PROVIDED RECORDS
════════

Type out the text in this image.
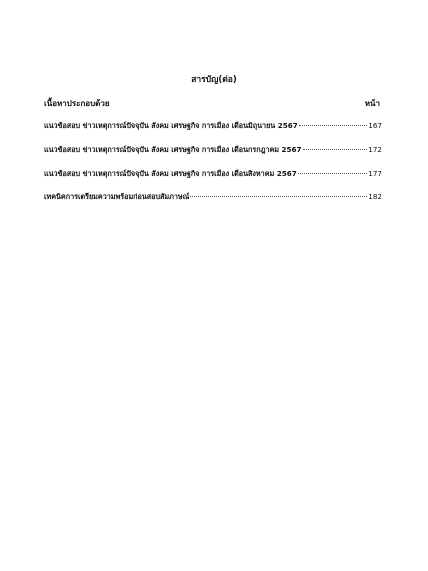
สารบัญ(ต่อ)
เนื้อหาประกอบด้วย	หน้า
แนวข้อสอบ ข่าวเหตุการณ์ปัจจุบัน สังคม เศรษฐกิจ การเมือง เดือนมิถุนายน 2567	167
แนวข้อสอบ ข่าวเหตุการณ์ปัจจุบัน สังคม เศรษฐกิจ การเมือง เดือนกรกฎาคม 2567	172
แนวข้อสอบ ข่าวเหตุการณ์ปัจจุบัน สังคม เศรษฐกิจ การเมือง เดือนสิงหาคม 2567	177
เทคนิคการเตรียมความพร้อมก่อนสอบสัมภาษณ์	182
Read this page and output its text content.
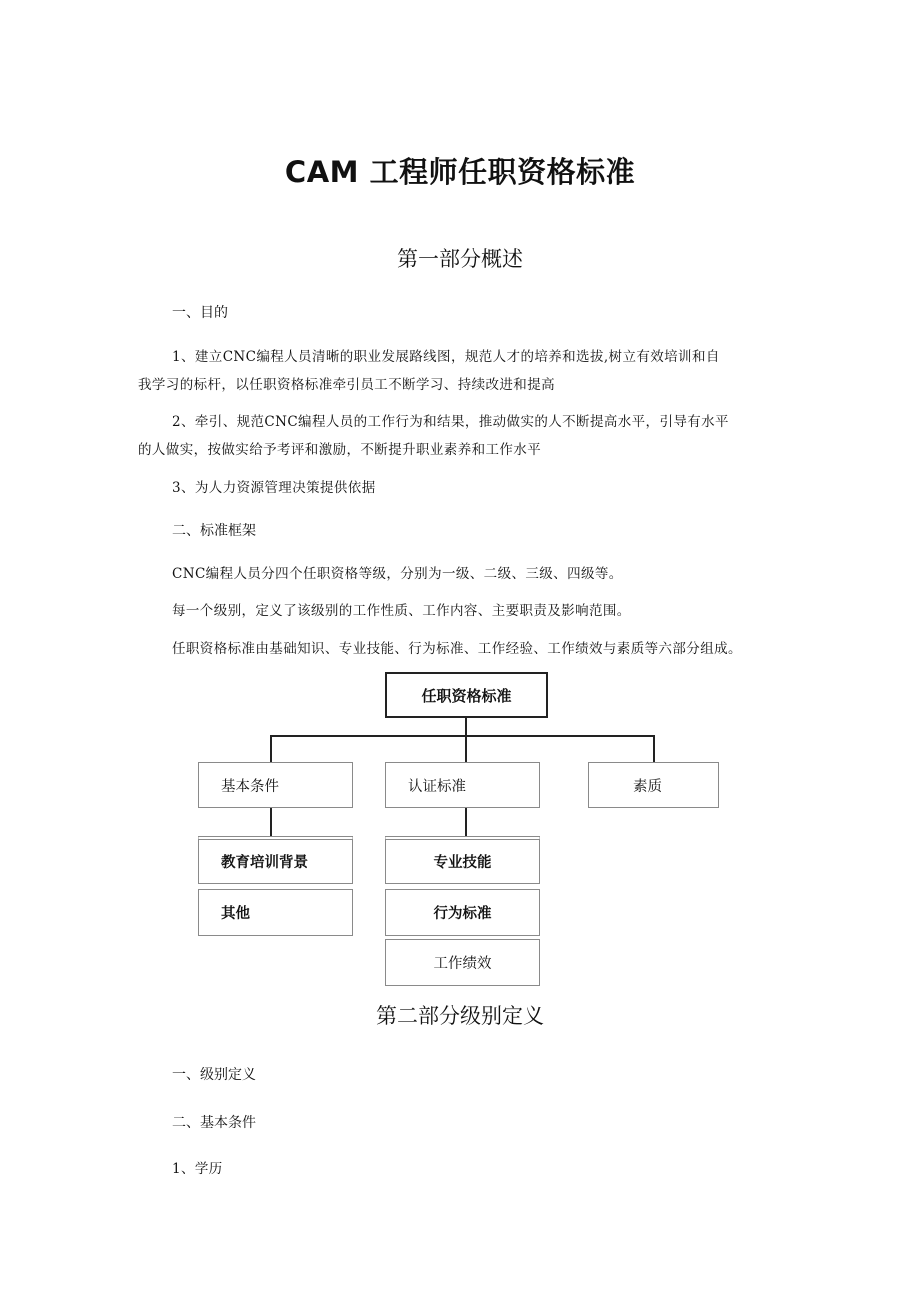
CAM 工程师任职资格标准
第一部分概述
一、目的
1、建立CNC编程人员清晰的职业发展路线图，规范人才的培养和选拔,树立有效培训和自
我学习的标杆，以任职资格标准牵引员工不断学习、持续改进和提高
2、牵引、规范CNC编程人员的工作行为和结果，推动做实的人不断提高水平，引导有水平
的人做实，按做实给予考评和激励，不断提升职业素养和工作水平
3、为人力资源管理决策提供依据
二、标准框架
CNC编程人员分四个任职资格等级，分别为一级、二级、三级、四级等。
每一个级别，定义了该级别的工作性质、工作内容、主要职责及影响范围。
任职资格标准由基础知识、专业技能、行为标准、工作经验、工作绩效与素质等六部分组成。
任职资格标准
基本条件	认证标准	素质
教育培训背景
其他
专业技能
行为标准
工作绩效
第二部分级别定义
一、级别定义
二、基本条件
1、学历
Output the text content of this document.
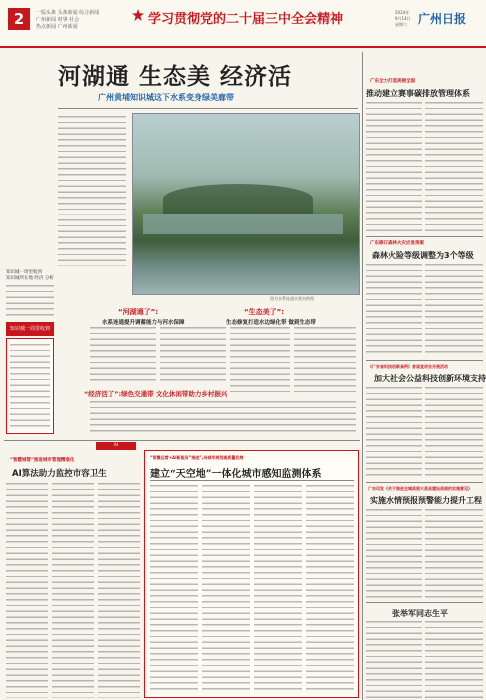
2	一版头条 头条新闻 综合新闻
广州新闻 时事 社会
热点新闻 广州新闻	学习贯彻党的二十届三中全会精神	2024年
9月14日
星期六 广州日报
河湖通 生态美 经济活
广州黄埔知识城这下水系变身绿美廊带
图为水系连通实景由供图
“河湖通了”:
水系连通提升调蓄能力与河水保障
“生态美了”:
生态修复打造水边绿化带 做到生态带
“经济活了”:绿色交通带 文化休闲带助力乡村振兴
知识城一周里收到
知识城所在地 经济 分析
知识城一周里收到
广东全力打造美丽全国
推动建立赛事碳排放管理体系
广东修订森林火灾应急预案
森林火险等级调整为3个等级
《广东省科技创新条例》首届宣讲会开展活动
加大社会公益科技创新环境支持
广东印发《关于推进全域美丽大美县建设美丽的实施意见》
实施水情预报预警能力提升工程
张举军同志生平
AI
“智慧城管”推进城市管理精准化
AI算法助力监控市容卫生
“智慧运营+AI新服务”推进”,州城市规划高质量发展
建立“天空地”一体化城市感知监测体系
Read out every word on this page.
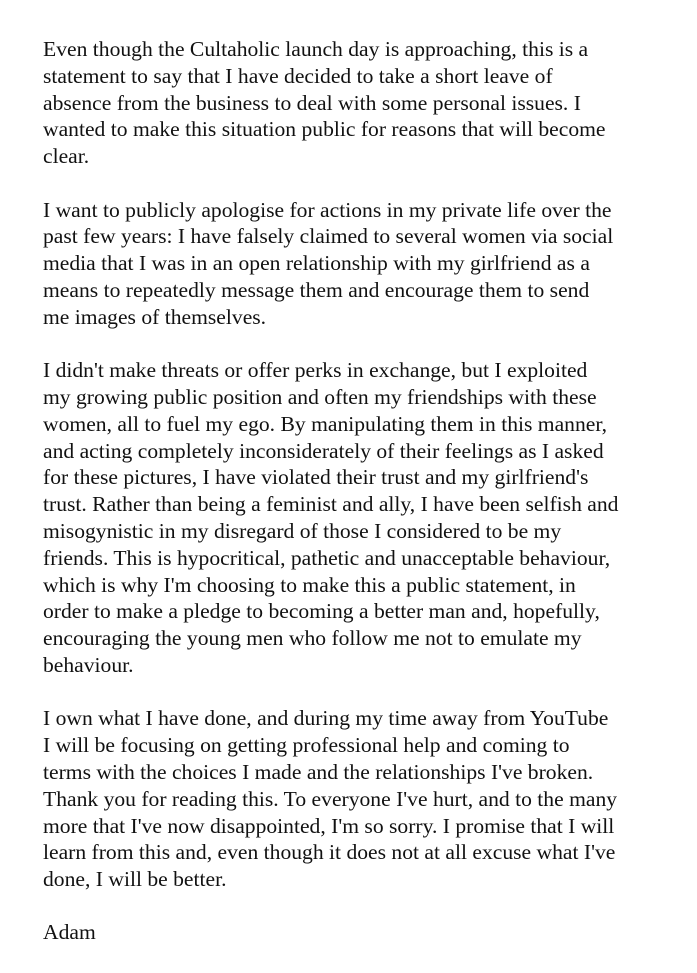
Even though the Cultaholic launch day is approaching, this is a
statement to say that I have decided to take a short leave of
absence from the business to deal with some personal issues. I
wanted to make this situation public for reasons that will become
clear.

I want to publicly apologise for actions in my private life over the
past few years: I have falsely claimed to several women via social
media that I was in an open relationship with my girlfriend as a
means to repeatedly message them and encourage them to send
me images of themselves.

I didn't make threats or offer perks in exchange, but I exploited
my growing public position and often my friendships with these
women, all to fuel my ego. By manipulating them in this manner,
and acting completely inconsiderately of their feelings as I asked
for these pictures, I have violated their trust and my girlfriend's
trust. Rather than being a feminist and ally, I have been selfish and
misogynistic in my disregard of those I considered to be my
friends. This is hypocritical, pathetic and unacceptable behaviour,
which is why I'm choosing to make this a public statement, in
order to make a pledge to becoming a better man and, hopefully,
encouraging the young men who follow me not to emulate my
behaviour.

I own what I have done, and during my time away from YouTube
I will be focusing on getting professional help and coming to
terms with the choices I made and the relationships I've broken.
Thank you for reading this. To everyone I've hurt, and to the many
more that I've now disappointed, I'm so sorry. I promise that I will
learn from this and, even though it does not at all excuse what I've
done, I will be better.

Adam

════════

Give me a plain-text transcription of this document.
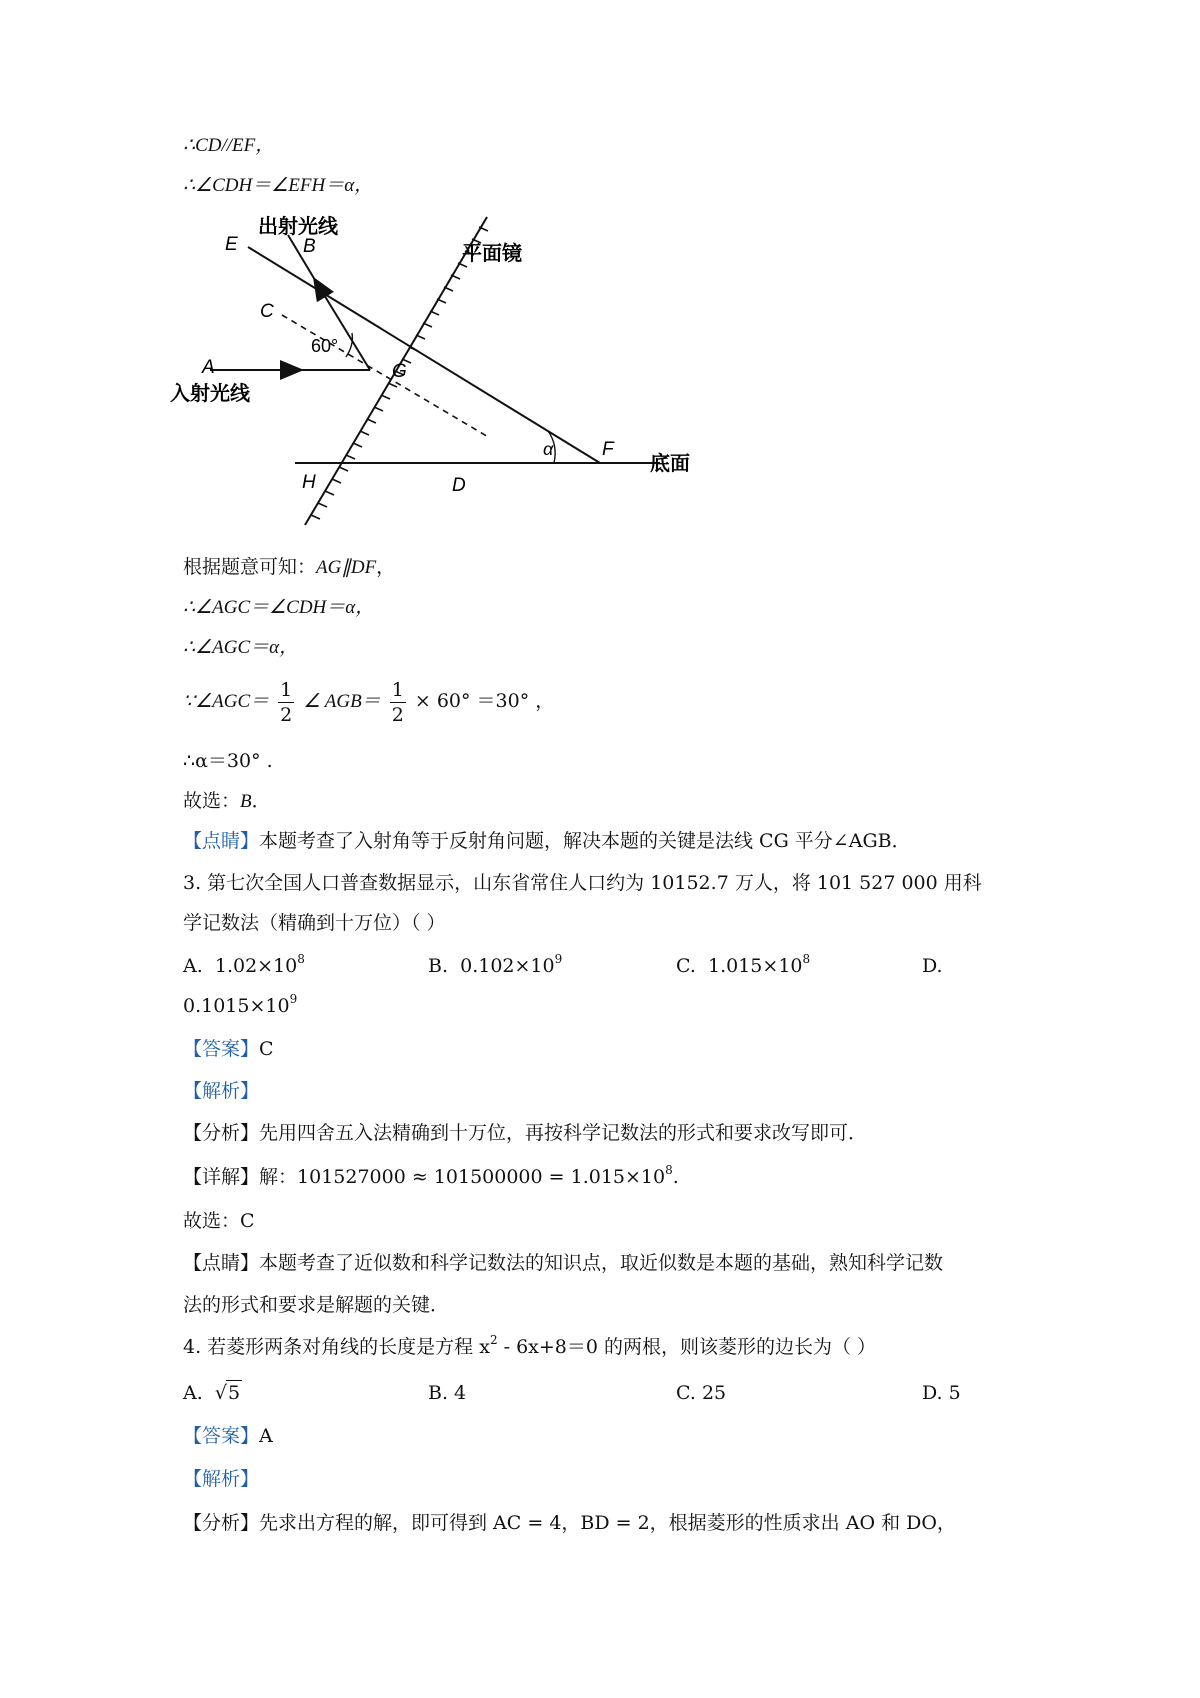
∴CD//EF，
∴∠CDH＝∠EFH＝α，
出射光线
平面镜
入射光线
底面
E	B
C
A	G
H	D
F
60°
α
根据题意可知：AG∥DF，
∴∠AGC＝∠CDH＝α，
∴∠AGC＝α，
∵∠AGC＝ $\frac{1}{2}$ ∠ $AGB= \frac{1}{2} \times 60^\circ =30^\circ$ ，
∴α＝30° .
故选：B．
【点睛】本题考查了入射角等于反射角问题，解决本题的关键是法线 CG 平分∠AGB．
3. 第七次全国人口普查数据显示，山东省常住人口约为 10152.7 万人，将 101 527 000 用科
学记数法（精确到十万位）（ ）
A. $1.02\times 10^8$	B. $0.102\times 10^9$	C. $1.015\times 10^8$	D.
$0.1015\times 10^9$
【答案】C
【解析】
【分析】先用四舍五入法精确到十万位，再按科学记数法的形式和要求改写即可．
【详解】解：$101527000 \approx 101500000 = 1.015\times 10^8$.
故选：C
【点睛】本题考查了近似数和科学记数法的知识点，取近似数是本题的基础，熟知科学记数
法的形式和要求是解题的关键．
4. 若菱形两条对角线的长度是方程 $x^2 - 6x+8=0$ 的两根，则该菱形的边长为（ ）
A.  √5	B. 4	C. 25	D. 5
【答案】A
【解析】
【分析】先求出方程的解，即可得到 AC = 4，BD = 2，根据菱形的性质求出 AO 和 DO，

════════

TO BE DONE
Find "เศรษฐก". Copy every line it occurs in.

RESULT
แนวข้อสอบ ข่าวเหตุการณ์ปัจจุบัน สังคม เศรษฐกิจ การเมือง เดือนมิถุนายน 2567	167
แนวข้อสอบ ข่าวเหตุการณ์ปัจจุบัน สังคม เศรษฐกิจ การเมือง เดือนกรกฎาคม 2567	172
แนวข้อสอบ ข่าวเหตุการณ์ปัจจุบัน สังคม เศรษฐกิจ การเมือง เดือนสิงหาคม 2567	177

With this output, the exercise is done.